## Your goal
Reproduce the records that follow in full, excluding any picture they contain.

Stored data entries
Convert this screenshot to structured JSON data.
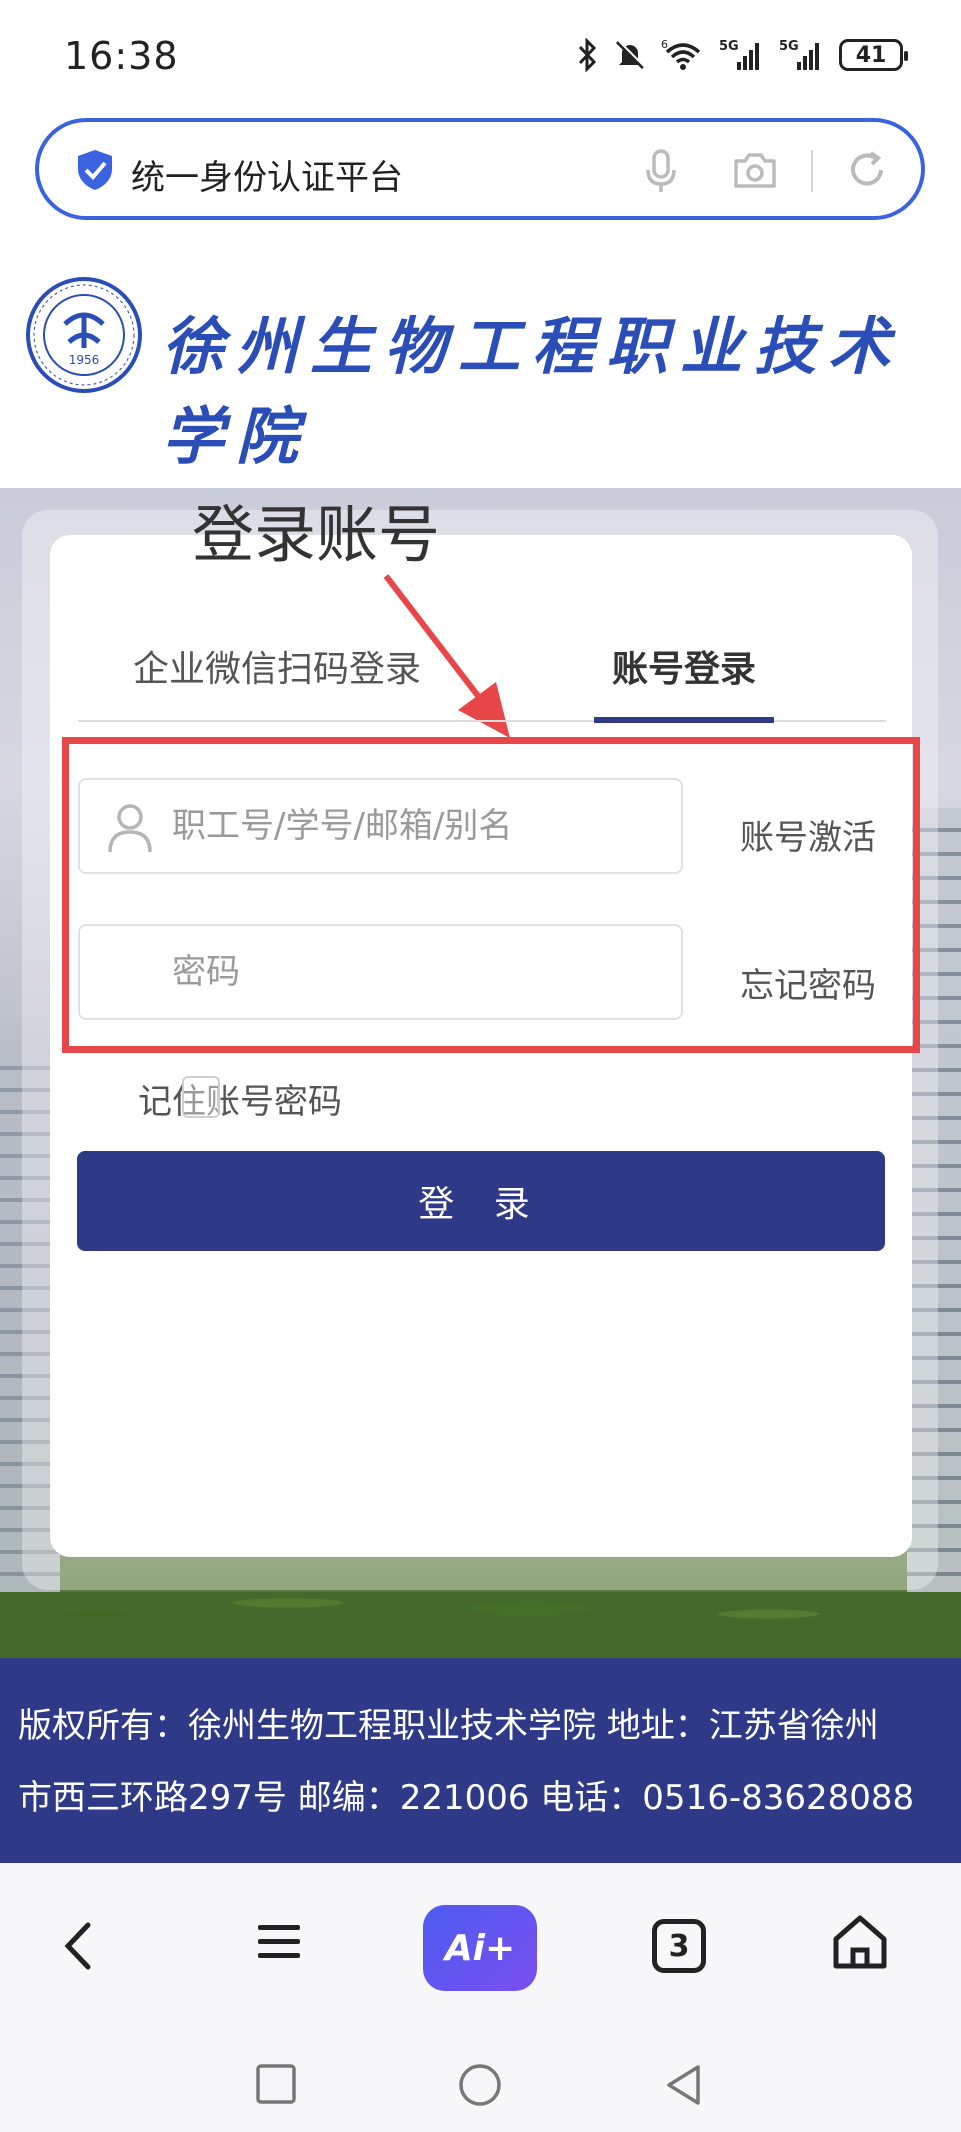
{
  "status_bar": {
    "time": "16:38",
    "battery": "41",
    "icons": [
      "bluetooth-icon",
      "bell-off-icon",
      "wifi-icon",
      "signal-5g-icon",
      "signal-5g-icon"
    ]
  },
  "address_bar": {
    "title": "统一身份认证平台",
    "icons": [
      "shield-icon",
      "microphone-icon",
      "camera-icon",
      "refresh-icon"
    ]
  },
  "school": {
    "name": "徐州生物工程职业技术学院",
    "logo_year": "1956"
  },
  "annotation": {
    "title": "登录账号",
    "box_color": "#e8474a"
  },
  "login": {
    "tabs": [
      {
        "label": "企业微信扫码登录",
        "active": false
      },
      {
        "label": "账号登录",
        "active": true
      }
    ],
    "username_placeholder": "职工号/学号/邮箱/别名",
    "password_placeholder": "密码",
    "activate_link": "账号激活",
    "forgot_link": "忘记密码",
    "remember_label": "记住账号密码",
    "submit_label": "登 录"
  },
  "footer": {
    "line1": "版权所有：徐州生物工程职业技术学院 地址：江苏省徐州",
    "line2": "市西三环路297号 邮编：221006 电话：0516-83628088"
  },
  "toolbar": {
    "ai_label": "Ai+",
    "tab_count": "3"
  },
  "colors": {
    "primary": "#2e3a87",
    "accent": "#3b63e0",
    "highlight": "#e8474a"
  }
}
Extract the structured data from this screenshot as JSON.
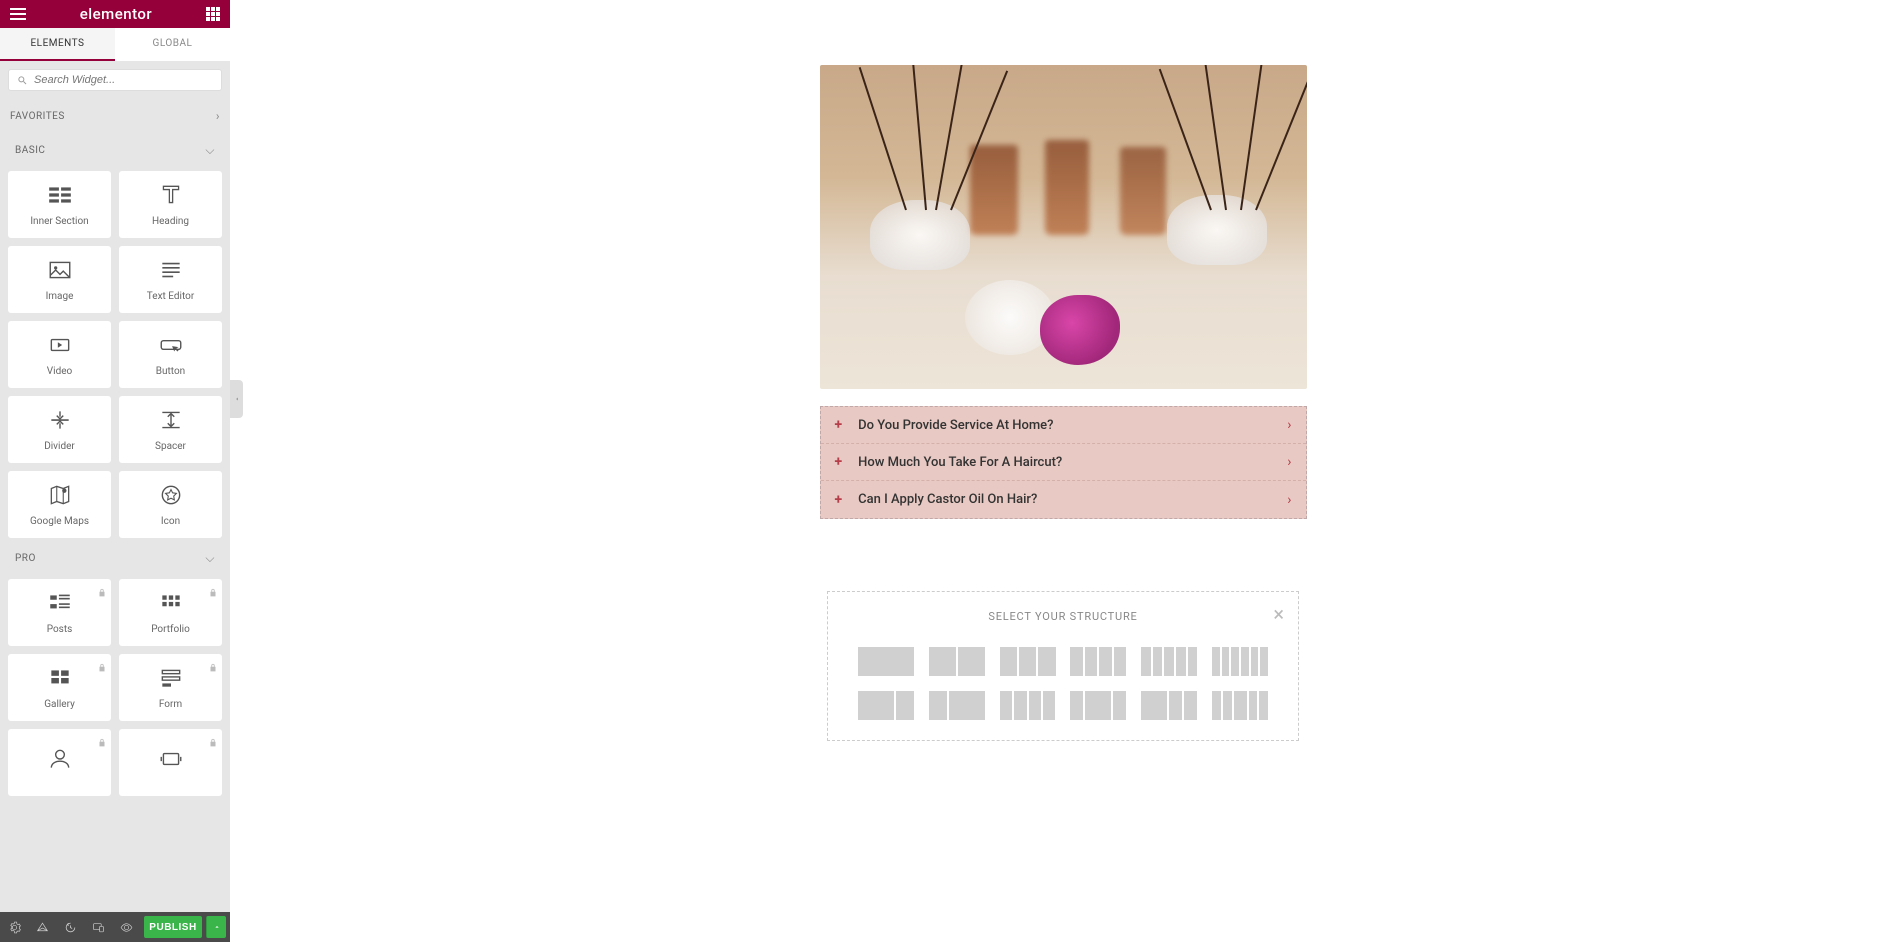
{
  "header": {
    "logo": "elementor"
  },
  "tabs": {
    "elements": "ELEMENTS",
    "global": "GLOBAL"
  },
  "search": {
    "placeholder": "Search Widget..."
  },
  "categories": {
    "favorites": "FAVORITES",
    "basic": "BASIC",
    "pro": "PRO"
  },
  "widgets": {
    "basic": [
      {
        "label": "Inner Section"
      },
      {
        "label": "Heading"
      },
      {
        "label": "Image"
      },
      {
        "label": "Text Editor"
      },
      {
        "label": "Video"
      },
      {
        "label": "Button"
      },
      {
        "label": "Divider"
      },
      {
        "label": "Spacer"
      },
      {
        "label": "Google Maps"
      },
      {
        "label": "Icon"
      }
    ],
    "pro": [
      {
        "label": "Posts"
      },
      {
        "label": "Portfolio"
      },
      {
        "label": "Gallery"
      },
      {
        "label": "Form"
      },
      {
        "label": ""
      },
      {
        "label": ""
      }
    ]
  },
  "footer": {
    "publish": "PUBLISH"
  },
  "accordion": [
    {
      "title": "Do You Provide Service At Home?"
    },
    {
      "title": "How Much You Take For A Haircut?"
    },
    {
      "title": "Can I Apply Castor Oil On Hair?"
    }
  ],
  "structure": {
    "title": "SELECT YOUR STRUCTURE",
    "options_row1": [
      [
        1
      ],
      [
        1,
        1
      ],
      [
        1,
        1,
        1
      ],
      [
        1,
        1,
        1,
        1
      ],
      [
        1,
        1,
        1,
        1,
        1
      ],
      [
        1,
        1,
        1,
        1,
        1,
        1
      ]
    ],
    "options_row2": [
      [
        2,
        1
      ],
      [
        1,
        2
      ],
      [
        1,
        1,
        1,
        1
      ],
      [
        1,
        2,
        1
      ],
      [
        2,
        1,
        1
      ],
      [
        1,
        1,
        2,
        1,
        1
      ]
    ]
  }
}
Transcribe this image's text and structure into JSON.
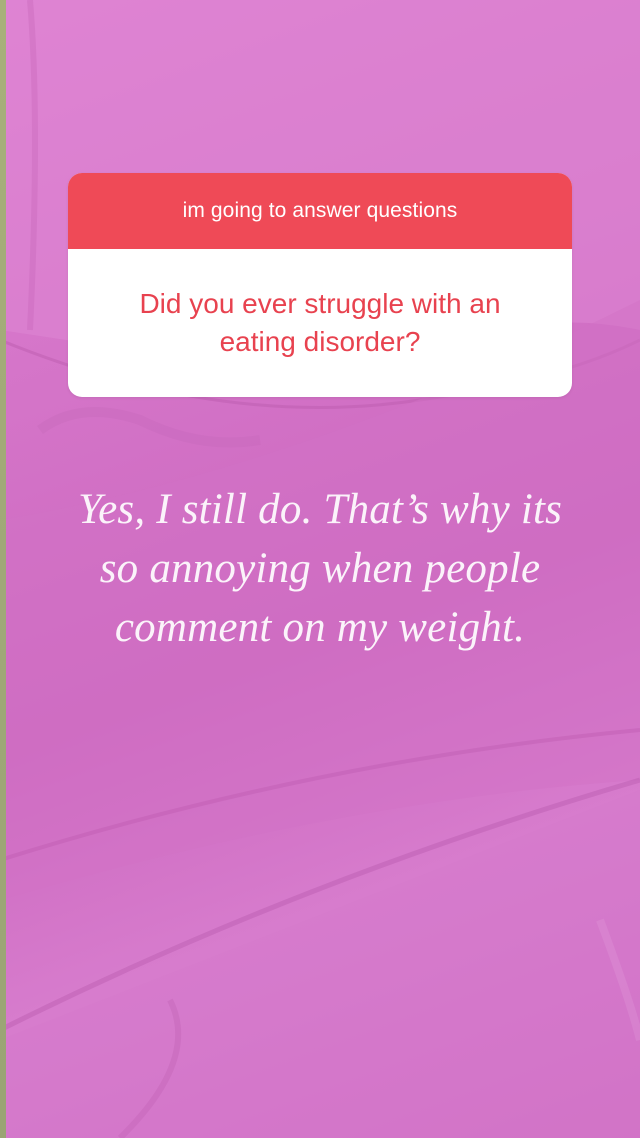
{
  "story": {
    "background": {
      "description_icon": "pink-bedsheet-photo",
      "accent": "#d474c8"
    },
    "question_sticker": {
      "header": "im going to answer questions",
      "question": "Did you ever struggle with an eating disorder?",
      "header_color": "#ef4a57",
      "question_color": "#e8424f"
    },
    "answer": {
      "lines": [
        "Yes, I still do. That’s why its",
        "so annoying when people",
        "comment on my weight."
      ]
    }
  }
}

## Answer to the problem
Convert this screenshot to structured JSON data.
{
  "status_bar": {
    "time": "16:38",
    "battery": "41",
    "icons": [
      "bluetooth-icon",
      "bell-off-icon",
      "wifi-icon",
      "signal-5g-icon",
      "signal-5g-icon"
    ]
  },
  "address_bar": {
    "title": "统一身份认证平台",
    "icons": [
      "shield-icon",
      "microphone-icon",
      "camera-icon",
      "refresh-icon"
    ]
  },
  "school": {
    "name": "徐州生物工程职业技术学院",
    "logo_year": "1956"
  },
  "annotation": {
    "title": "登录账号",
    "box_color": "#e8474a"
  },
  "login": {
    "tabs": [
      {
        "label": "企业微信扫码登录",
        "active": false
      },
      {
        "label": "账号登录",
        "active": true
      }
    ],
    "username_placeholder": "职工号/学号/邮箱/别名",
    "password_placeholder": "密码",
    "activate_link": "账号激活",
    "forgot_link": "忘记密码",
    "remember_label": "记住账号密码",
    "submit_label": "登 录"
  },
  "footer": {
    "line1": "版权所有：徐州生物工程职业技术学院 地址：江苏省徐州",
    "line2": "市西三环路297号 邮编：221006 电话：0516-83628088"
  },
  "toolbar": {
    "ai_label": "Ai+",
    "tab_count": "3"
  },
  "colors": {
    "primary": "#2e3a87",
    "accent": "#3b63e0",
    "highlight": "#e8474a"
  }
}
Extract the structured data from this screenshot as JSON.
{
  "header": {
    "logo": "elementor"
  },
  "tabs": {
    "elements": "ELEMENTS",
    "global": "GLOBAL"
  },
  "search": {
    "placeholder": "Search Widget..."
  },
  "categories": {
    "favorites": "FAVORITES",
    "basic": "BASIC",
    "pro": "PRO"
  },
  "widgets": {
    "basic": [
      {
        "label": "Inner Section"
      },
      {
        "label": "Heading"
      },
      {
        "label": "Image"
      },
      {
        "label": "Text Editor"
      },
      {
        "label": "Video"
      },
      {
        "label": "Button"
      },
      {
        "label": "Divider"
      },
      {
        "label": "Spacer"
      },
      {
        "label": "Google Maps"
      },
      {
        "label": "Icon"
      }
    ],
    "pro": [
      {
        "label": "Posts"
      },
      {
        "label": "Portfolio"
      },
      {
        "label": "Gallery"
      },
      {
        "label": "Form"
      },
      {
        "label": ""
      },
      {
        "label": ""
      }
    ]
  },
  "footer": {
    "publish": "PUBLISH"
  },
  "accordion": [
    {
      "title": "Do You Provide Service At Home?"
    },
    {
      "title": "How Much You Take For A Haircut?"
    },
    {
      "title": "Can I Apply Castor Oil On Hair?"
    }
  ],
  "structure": {
    "title": "SELECT YOUR STRUCTURE",
    "options_row1": [
      [
        1
      ],
      [
        1,
        1
      ],
      [
        1,
        1,
        1
      ],
      [
        1,
        1,
        1,
        1
      ],
      [
        1,
        1,
        1,
        1,
        1
      ],
      [
        1,
        1,
        1,
        1,
        1,
        1
      ]
    ],
    "options_row2": [
      [
        2,
        1
      ],
      [
        1,
        2
      ],
      [
        1,
        1,
        1,
        1
      ],
      [
        1,
        2,
        1
      ],
      [
        2,
        1,
        1
      ],
      [
        1,
        1,
        2,
        1,
        1
      ]
    ]
  }
}
Transcribe this image's text and structure into JSON.
{
  "story": {
    "background": {
      "description_icon": "pink-bedsheet-photo",
      "accent": "#d474c8"
    },
    "question_sticker": {
      "header": "im going to answer questions",
      "question": "Did you ever struggle with an eating disorder?",
      "header_color": "#ef4a57",
      "question_color": "#e8424f"
    },
    "answer": {
      "lines": [
        "Yes, I still do. That’s why its",
        "so annoying when people",
        "comment on my weight."
      ]
    }
  }
}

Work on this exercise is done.